- Source document:
○ ○ ○ ○ ○
Key Design Principles for Autopilot Skills

Three things I prioritize when designing autopilot skills:

PrincipleRationale
Failure fallbackPrevents AI from getting stuck. Create an issue and move on to the next task
One commit per issueLink each commit to an issue, making changes traceable
Automatic test executionLets AI self-verify, reducing human review burden

In the “Harness Engineering” article, I noted that OpenAI reported single Codex runs lasting over 6 hours. Building an environment where AI can run for extended periods is Harness Engineering in practice.

What Humans Do During AI Runtime

While AI runs autonomously, I’m intentional about how I spend my time.

Work Only Humans Can Do

As I discussed in “The Evolution Toward AI-First Engineering Organizations,” the more AI handles, the clearer it becomes what humans should focus on.

  • Defining specs and intent: What to build and why. This is a human decision. As I explored in “Lessons from Block’s ‘From Hierarchy to Intelligence’,” even when AI handles information routing, final decision-making responsibility stays with humans
  • Stakeholder conversations: Customer calls, team 1-on-1s, hiring interviews. Human-to-human communication can’t be delegated to AI
  • Improving the harness: Every time AI makes a mistake, engineer it so it never happens again. Updating CLAUDE.md, AGENTS.md, adding tests, refining linter rules
  • Reviewing AI output: As discussed in “The ‘Workslop’ Trap in AI-Generated Code,” ensuring the quality of AI-generated code is a human responsibility

Being Human

This isn’t a joke. It’s a serious point.

AI agents don’t get tired. They run 24/7 at consistent quality. Humans need rest. The time AI spends running autonomously is the perfect rest window for humans.

While Claude Code spends 30 minutes on a refactoring task, I go for a walk. When I come back, I review the results and delegate the next task. This creates far better work-life rhythm than Pomodoro’s 25-on-5-off cycle ever did.
○ ○ ○ ○ ○
- Excerpted records:

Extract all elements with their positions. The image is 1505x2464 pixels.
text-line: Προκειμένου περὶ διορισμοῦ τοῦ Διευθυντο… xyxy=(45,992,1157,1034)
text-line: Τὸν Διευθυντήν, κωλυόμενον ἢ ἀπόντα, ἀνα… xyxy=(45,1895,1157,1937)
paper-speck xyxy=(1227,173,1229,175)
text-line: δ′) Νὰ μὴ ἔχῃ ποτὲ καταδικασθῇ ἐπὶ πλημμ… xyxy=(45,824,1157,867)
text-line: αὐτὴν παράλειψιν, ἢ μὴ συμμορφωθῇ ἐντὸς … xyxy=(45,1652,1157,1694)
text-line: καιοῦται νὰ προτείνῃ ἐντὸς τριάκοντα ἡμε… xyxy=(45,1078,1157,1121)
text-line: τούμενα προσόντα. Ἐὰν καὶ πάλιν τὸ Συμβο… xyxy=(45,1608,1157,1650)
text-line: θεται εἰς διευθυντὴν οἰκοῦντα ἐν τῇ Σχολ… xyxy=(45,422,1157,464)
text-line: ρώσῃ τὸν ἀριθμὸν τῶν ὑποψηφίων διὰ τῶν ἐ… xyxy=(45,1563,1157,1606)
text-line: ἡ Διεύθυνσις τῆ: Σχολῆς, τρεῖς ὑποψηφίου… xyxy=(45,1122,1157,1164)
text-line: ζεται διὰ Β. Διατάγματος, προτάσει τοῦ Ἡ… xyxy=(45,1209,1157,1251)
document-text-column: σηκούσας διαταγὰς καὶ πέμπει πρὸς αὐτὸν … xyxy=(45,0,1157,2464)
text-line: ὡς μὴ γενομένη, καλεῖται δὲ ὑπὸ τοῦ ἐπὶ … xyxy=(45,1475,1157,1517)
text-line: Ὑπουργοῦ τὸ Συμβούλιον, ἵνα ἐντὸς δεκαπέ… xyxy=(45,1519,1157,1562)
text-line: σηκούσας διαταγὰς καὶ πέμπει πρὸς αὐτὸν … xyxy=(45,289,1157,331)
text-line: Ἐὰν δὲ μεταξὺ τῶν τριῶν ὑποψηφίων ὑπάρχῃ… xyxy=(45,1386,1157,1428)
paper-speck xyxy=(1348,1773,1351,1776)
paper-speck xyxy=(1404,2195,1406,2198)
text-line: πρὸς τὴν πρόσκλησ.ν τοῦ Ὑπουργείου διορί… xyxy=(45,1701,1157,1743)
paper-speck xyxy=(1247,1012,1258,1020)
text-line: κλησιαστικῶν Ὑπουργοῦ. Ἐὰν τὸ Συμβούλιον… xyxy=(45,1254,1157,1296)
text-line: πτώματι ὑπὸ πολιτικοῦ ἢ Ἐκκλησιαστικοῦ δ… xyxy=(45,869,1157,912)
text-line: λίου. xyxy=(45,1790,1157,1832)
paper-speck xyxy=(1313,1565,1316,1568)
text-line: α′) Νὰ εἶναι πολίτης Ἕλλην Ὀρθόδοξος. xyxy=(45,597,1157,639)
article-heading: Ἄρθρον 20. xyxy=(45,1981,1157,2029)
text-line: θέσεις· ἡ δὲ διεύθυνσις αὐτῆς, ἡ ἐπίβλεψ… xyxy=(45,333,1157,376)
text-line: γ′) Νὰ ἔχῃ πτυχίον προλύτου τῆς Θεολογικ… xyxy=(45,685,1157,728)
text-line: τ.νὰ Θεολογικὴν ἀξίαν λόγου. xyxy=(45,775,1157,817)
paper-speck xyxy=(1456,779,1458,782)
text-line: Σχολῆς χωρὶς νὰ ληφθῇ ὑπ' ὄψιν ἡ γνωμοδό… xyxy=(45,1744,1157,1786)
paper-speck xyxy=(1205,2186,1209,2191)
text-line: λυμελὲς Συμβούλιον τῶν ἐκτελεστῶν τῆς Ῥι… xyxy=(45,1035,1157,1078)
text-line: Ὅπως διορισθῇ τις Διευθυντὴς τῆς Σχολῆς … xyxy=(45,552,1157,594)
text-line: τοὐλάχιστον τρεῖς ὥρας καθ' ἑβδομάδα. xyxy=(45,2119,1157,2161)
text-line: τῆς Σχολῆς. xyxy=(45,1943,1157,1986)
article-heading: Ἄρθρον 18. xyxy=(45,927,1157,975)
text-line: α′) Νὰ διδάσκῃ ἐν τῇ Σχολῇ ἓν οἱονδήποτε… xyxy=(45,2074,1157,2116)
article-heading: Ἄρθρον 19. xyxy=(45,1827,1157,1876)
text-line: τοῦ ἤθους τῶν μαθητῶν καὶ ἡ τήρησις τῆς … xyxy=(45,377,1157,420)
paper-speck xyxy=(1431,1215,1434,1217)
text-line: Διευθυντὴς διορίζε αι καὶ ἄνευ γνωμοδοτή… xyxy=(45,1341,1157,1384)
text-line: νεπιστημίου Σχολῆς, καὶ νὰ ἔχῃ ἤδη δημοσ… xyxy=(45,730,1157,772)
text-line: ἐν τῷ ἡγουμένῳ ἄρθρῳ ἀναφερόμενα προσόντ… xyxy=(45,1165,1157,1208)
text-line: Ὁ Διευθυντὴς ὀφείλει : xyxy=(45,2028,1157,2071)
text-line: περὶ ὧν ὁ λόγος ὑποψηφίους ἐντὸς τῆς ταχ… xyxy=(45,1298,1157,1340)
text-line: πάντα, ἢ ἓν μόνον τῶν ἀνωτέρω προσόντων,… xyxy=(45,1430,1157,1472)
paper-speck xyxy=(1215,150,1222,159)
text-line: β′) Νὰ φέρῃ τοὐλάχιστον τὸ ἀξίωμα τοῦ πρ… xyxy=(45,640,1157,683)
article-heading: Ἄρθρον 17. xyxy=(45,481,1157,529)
○ ○ ○ ○ ○
- Exercises to complete:
**A.** Answer these questions from the text on autopilot skills:
(i) According to OpenAI's report, how long did single Codex runs last?
(ii) What does the writer do while Claude Code spends 30 minutes on a refactoring task?
(iii) Which two files are named as things to update when improving the harness?
**B.** Carry on the text on autopilot skills from its last sentence.

- Responses to the exercise:
**A.**
(i) Over 6 hours.
(ii) Goes for a walk.
(iii) CLAUDE.md and AGENTS.md.

**B.**
Investing Human Effort to Maximize AI Autonomy

Getting AI to run for extended periods requires upfront human investment.

1. Investing in CLAUDE.md / AGENTS.md

As I wrote in “Refactoring to AI-Friendly Code,” creating an environment that AI can easily understand directly improves AI productivity.

Project conventions, architecture constraints, test execution commands. Documenting these in CLAUDE.md or AGENTS.md lets AI run without hesitation.

2. Building Comprehensive Tests

With tests, AI can self-verify its changes. Without tests, AI either asks the human for confirmation or proceeds without verification.

Tests directly amplify AI’s autonomous capability.

3. Accumulating Skills

Recurring tasks get defined as skills. Like “Generating Meeting Minutes from Video with Gemini CLI” and “gh-security-scan,” defining workflows as skills means you can delegate the same patterns to AI repeatedly.

I maintain a growing collection in the oh-my-skills repository, supporting Claude Code, Codex, and Gemini CLI.

4. Running Multiple AIs in Parallel

The “Using Three AIs Like a MAGI System” approach extends to autopilot workflows. Delegate refactoring to Claude Code while Codex implements a separate feature. As I noted in “Comparing Multi-Platform Strategies: Claude Code, Codex, and Gemini,” each tool has distinct strengths. Running multiple AIs in parallel maximizes the productive use of human wait time.

Takeaways

The Pomodoro Technique is a brilliant method. But its core assumption was that the human is the task executor. Now that AI agents are the executors, there’s no reason to follow a 25-minute timer.

What I adopted instead is a simple rhythm: align the human’s schedule with AI work cycles.

  • Use autopilot skills and autonomous execution modes to keep AI running as long as possible
  • While AI runs, humans focus on work that only humans can do
  • Humans get tired. AI doesn’t. Rest when AI is working

In the “Harness Engineering” article, I cited Mitchell Hashimoto’s six-stage framework. The final stage is “always have agents running.” Once you achieve that state, your rhythm is no longer set by a timer but by AI task completion notifications.

Instead of a Pomodoro timer, I have AI task completion notifications. That’s my new Pomodoro.

That’s all from the front lines, where I’ve traded the Pomodoro timer for AI-driven development rhythms.